## start Exercise data
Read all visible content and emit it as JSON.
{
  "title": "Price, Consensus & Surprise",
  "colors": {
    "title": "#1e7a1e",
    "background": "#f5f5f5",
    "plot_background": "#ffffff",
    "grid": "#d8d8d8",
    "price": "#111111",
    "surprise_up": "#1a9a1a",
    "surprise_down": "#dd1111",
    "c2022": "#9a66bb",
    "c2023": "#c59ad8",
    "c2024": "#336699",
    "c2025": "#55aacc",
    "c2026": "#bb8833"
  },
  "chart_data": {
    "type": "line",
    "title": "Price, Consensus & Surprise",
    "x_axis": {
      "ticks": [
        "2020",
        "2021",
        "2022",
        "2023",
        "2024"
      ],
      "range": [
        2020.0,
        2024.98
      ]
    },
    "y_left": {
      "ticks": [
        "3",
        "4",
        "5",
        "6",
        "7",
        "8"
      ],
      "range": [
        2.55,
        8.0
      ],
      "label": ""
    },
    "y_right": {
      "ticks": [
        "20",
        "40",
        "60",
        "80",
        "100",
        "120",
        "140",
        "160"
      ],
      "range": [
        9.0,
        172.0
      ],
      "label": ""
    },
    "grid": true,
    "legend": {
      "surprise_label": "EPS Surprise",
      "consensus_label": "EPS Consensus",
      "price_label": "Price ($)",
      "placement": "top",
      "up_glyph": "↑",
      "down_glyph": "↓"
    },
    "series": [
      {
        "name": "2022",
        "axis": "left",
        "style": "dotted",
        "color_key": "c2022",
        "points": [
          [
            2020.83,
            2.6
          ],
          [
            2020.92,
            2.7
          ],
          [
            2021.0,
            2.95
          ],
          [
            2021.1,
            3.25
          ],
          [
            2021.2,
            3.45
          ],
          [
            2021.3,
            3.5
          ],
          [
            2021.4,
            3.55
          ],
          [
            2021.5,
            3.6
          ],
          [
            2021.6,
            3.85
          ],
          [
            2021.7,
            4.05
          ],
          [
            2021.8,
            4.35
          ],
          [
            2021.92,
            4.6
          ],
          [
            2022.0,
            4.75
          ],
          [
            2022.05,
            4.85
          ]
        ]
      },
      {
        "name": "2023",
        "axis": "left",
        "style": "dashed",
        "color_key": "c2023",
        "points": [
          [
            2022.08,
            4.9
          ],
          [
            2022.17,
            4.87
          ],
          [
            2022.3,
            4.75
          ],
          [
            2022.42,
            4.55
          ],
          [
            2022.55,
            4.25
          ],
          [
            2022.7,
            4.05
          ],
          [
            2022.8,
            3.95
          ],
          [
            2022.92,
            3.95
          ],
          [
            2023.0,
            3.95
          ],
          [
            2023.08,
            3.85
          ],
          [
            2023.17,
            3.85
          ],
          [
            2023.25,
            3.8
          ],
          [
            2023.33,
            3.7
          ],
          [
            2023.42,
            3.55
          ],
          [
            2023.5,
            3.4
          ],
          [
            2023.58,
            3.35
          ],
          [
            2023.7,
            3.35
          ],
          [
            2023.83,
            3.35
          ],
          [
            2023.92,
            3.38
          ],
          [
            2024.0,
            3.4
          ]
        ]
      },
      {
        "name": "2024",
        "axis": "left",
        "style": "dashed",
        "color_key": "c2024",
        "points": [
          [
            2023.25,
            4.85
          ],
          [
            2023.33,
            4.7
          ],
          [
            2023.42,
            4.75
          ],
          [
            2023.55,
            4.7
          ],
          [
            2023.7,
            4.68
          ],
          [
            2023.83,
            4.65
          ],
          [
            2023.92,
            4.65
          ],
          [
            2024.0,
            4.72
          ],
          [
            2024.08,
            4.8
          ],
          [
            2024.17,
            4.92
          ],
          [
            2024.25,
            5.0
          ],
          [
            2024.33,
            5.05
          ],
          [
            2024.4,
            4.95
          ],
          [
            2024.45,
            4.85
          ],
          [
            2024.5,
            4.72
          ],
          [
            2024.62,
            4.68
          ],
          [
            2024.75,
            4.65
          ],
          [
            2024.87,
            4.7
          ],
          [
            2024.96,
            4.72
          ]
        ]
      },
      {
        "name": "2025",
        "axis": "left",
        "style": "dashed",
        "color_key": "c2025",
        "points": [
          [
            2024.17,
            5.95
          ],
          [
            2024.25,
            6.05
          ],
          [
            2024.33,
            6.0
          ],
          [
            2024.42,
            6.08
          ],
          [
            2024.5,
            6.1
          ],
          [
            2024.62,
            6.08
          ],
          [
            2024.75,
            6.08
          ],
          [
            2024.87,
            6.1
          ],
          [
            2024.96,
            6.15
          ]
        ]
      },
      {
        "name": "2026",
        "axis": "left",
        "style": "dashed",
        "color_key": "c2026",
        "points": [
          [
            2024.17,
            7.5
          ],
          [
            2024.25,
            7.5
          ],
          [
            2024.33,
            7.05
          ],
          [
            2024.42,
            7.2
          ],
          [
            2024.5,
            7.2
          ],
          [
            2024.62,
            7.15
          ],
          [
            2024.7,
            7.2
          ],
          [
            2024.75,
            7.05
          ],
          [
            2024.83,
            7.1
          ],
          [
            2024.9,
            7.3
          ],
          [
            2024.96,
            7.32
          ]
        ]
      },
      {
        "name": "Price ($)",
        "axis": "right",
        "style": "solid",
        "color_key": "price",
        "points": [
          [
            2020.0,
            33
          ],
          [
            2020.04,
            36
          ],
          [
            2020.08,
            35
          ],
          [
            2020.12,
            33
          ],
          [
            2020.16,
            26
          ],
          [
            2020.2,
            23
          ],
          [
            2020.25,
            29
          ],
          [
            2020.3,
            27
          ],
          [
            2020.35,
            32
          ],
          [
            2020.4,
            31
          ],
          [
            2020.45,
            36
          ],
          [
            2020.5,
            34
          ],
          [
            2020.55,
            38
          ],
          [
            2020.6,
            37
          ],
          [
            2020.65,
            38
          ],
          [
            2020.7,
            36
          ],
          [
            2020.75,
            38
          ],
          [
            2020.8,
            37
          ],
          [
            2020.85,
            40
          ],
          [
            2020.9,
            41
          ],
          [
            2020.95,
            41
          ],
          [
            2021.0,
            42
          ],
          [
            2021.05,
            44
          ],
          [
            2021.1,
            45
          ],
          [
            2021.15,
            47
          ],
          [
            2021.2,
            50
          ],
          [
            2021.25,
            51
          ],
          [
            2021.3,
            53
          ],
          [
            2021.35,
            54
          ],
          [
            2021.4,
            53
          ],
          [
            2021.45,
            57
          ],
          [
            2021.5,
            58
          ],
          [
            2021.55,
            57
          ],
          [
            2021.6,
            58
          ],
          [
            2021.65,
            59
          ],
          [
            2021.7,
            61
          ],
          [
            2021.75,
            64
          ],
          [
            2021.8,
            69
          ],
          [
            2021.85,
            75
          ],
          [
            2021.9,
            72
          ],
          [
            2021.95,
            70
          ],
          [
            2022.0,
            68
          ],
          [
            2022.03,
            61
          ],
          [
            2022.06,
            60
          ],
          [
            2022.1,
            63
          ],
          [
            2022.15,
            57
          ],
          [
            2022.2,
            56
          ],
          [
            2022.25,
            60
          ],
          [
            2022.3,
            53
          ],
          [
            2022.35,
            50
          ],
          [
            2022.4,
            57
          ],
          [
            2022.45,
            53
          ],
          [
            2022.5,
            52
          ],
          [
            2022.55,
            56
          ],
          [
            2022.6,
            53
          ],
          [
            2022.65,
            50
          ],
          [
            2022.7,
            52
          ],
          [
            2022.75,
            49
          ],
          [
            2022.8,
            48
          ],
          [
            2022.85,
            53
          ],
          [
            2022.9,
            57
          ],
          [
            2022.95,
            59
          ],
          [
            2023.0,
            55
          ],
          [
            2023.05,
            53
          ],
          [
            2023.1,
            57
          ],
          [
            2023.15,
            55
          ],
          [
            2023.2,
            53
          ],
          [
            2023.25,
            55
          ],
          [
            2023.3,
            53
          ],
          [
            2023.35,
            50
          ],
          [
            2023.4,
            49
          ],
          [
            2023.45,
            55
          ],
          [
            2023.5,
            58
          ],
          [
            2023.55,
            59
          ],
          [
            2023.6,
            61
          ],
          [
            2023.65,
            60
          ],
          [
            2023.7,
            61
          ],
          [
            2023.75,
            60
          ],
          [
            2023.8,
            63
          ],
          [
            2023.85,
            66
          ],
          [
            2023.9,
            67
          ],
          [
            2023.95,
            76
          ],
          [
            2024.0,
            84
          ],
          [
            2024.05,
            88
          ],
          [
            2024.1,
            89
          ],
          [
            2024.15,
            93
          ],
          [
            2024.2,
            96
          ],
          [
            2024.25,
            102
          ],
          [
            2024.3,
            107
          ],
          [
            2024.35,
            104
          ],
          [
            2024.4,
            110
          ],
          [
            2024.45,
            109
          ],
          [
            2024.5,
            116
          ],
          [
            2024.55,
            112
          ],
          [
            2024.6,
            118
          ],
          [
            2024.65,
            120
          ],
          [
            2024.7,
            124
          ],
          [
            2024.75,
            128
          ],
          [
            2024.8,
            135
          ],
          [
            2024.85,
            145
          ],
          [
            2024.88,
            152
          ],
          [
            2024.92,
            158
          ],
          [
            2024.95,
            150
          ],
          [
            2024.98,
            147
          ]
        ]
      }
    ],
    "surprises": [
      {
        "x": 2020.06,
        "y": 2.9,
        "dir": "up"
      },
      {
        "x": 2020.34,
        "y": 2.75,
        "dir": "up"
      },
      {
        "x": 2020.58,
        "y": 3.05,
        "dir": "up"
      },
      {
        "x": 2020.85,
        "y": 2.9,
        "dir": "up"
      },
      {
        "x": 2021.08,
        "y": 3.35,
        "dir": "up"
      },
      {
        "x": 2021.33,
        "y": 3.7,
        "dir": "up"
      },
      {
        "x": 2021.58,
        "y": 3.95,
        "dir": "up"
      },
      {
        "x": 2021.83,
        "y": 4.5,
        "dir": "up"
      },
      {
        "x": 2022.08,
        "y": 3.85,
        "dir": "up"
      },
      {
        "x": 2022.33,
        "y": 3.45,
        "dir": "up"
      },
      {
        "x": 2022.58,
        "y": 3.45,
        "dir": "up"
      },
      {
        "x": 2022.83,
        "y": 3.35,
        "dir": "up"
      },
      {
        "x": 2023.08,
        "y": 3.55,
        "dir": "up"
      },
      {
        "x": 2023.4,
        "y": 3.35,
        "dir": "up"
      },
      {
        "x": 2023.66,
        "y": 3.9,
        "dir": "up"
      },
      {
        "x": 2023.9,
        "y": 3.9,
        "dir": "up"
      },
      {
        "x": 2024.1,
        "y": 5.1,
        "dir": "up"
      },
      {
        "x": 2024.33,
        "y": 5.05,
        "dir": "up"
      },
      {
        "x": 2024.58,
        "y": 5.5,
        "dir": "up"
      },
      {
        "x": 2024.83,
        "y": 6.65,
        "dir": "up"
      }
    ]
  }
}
## end Exercise data
- **Aim of the task**: Extract, from the listing above, every line where the string "title" occurs.

- **Answer**:
  "title": "Price, Consensus & Surprise",
    "title": "#1e7a1e",
    "title": "Price, Consensus & Surprise",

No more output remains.